:: CHALLENGE ::
Set down each line of the material that follows, exactly, with no pictures.

★ ★ ★ ★ ★ ★ ★

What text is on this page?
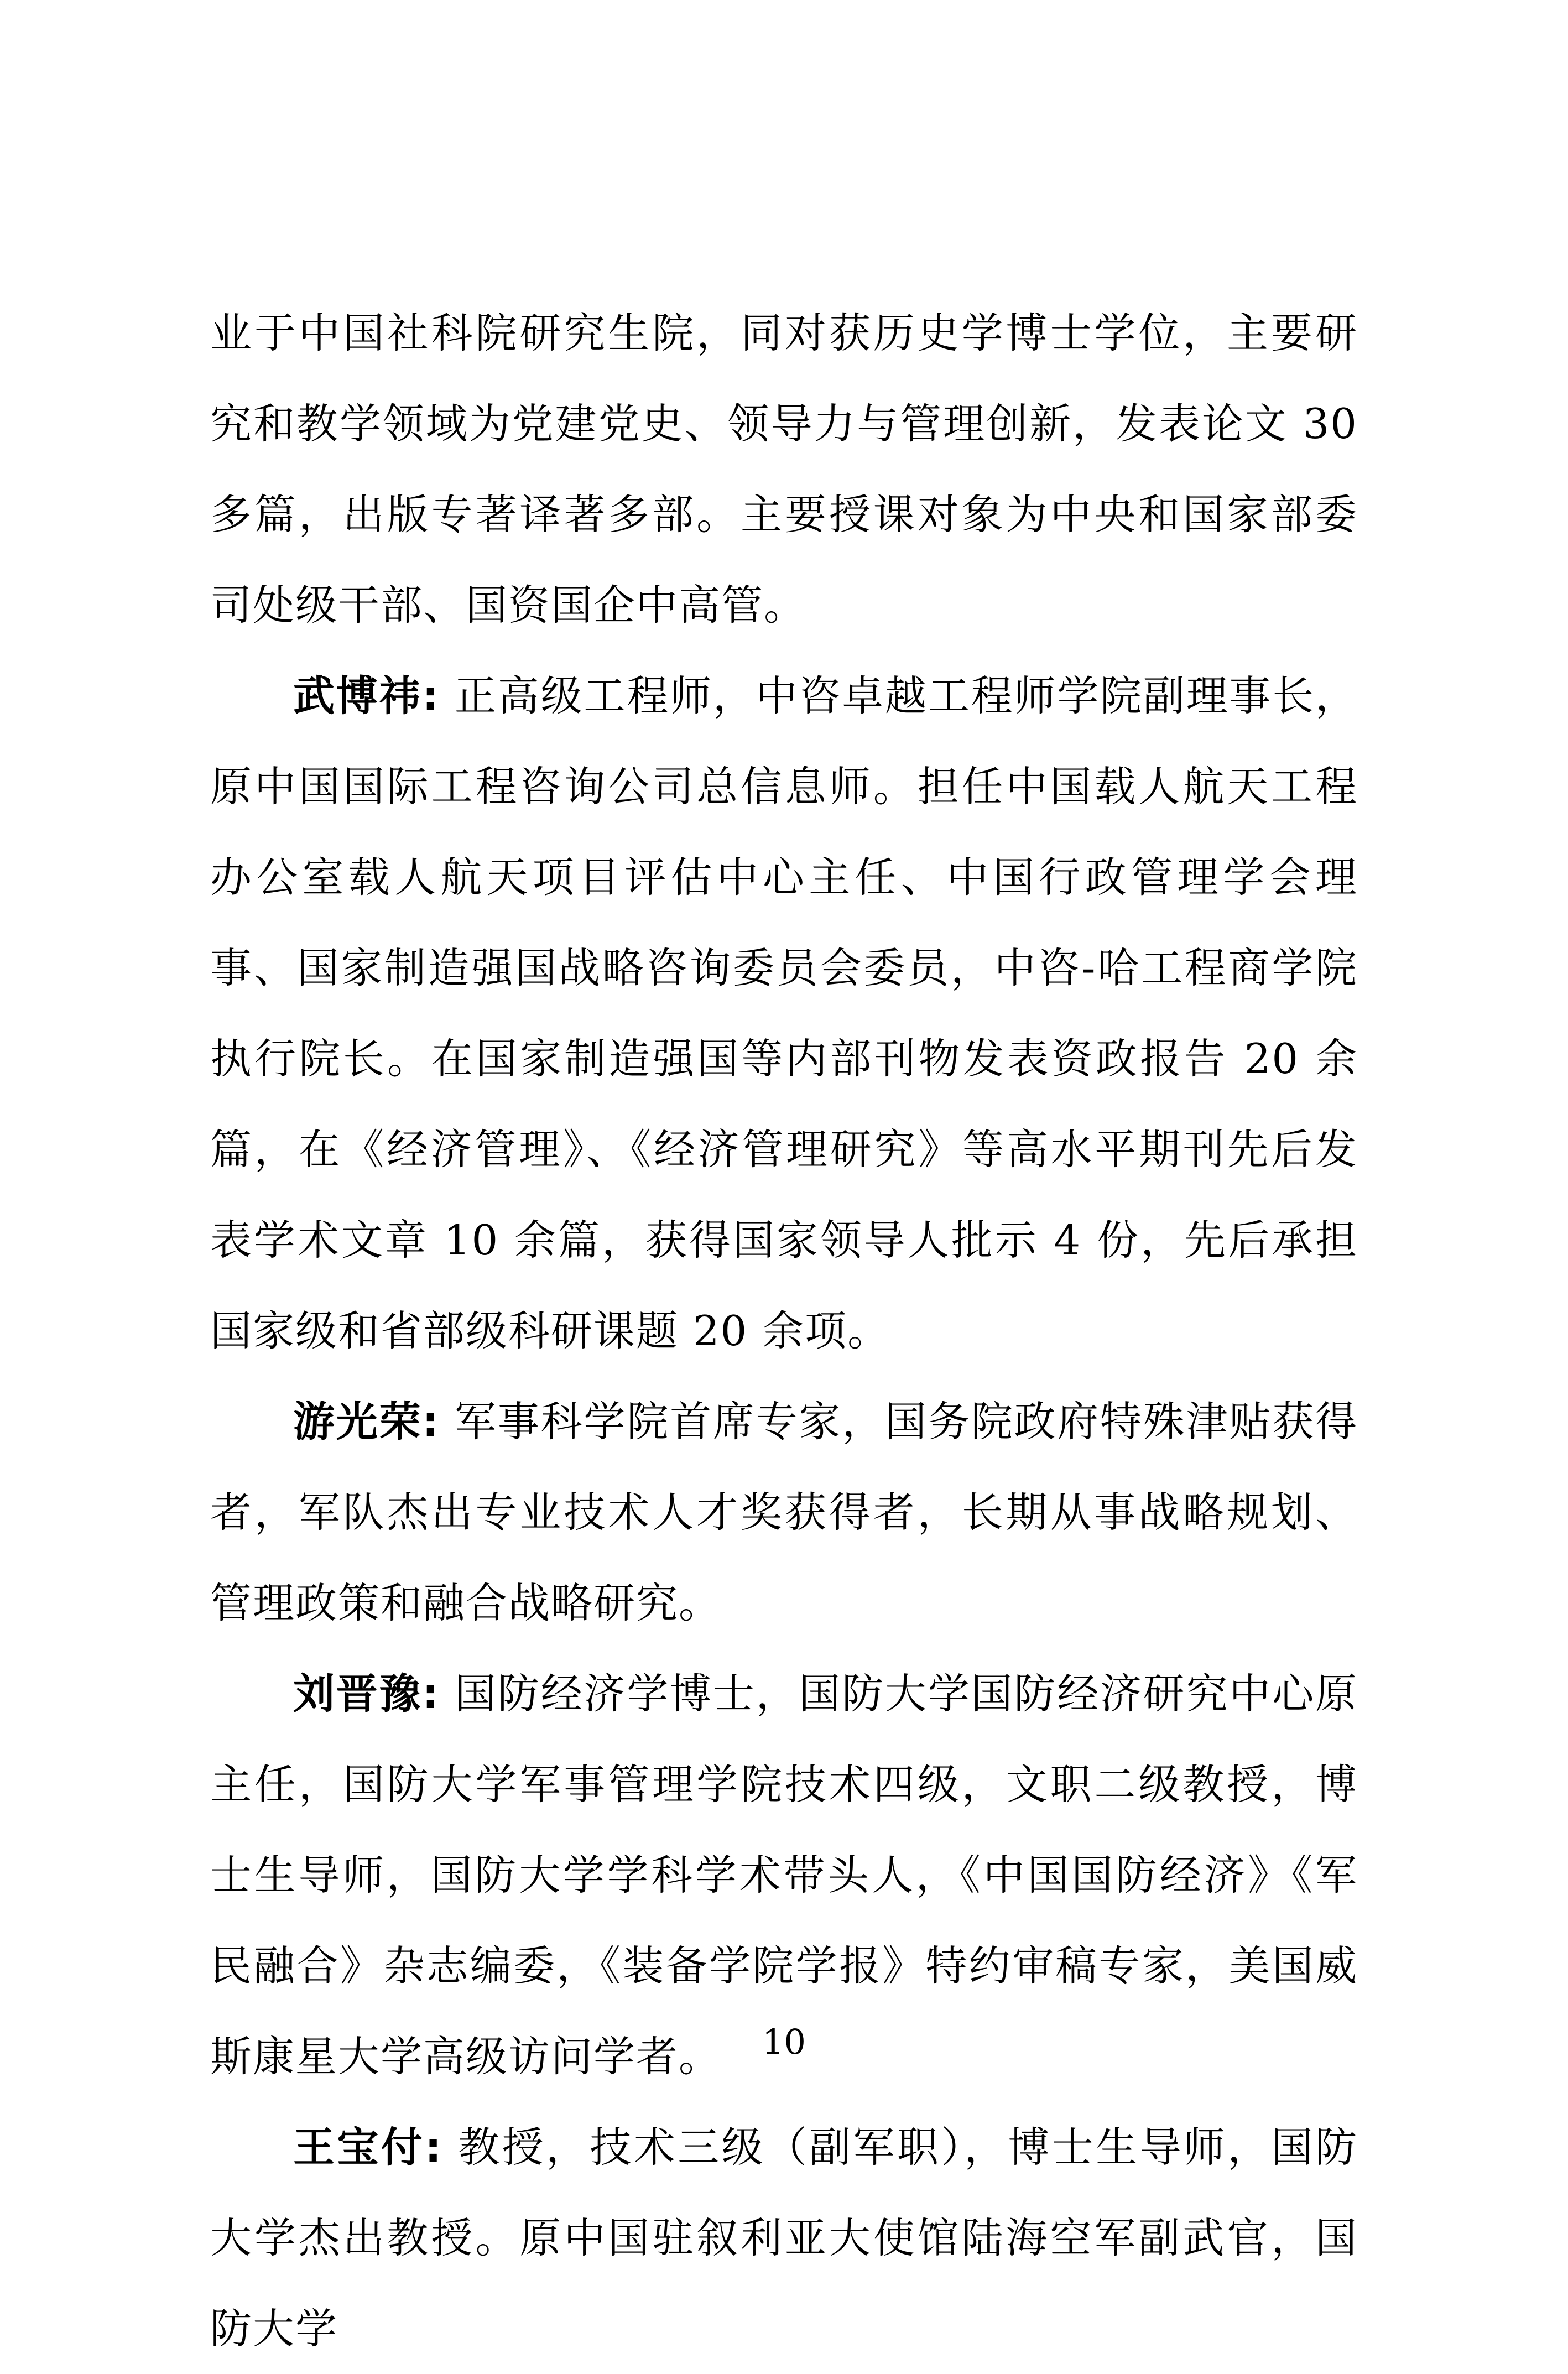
业于中国社科院研究生院，同对获历史学博士学位，主要研究和教学领域为党建党史、领导力与管理创新，发表论文 30 多篇，出版专著译著多部。主要授课对象为中央和国家部委司处级干部、国资国企中高管。

武博祎: 正高级工程师，中咨卓越工程师学院副理事长，原中国国际工程咨询公司总信息师。担任中国载人航天工程办公室载人航天项目评估中心主任、中国行政管理学会理事、国家制造强国战略咨询委员会委员，中咨-哈工程商学院执行院长。在国家制造强国等内部刊物发表资政报告 20 余篇，在《经济管理》、《经济管理研究》等高水平期刊先后发表学术文章 10 余篇，获得国家领导人批示 4 份，先后承担国家级和省部级科研课题 20 余项。

游光荣: 军事科学院首席专家，国务院政府特殊津贴获得者，军队杰出专业技术人才奖获得者，长期从事战略规划、管理政策和融合战略研究。

刘晋豫: 国防经济学博士，国防大学国防经济研究中心原主任，国防大学军事管理学院技术四级，文职二级教授，博士生导师，国防大学学科学术带头人，《中国国防经济》《军民融合》杂志编委，《装备学院学报》特约审稿专家，美国威斯康星大学高级访问学者。

王宝付: 教授，技术三级（副军职），博士生导师，国防大学杰出教授。原中国驻叙利亚大使馆陆海空军副武官，国防大学

10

★ ★ ★ ★ ★ ★ ★

:: PROBLEM SOLUTION ::
What text is on this page?
业于中国社科院研究生院，同对获历史学博士学位，主要研究和教学领域为党建党史、领导力与管理创新，发表论文 30 多篇，出版专著译著多部。主要授课对象为中央和国家部委司处级干部、国资国企中高管。

武博祎: 正高级工程师，中咨卓越工程师学院副理事长，原中国国际工程咨询公司总信息师。担任中国载人航天工程办公室载人航天项目评估中心主任、中国行政管理学会理事、国家制造强国战略咨询委员会委员，中咨-哈工程商学院执行院长。在国家制造强国等内部刊物发表资政报告 20 余篇，在《经济管理》、《经济管理研究》等高水平期刊先后发表学术文章 10 余篇，获得国家领导人批示 4 份，先后承担国家级和省部级科研课题 20 余项。

游光荣: 军事科学院首席专家，国务院政府特殊津贴获得者，军队杰出专业技术人才奖获得者，长期从事战略规划、管理政策和融合战略研究。

刘晋豫: 国防经济学博士，国防大学国防经济研究中心原主任，国防大学军事管理学院技术四级，文职二级教授，博士生导师，国防大学学科学术带头人，《中国国防经济》《军民融合》杂志编委，《装备学院学报》特约审稿专家，美国威斯康星大学高级访问学者。

王宝付: 教授，技术三级（副军职），博士生导师，国防大学杰出教授。原中国驻叙利亚大使馆陆海空军副武官，国防大学

10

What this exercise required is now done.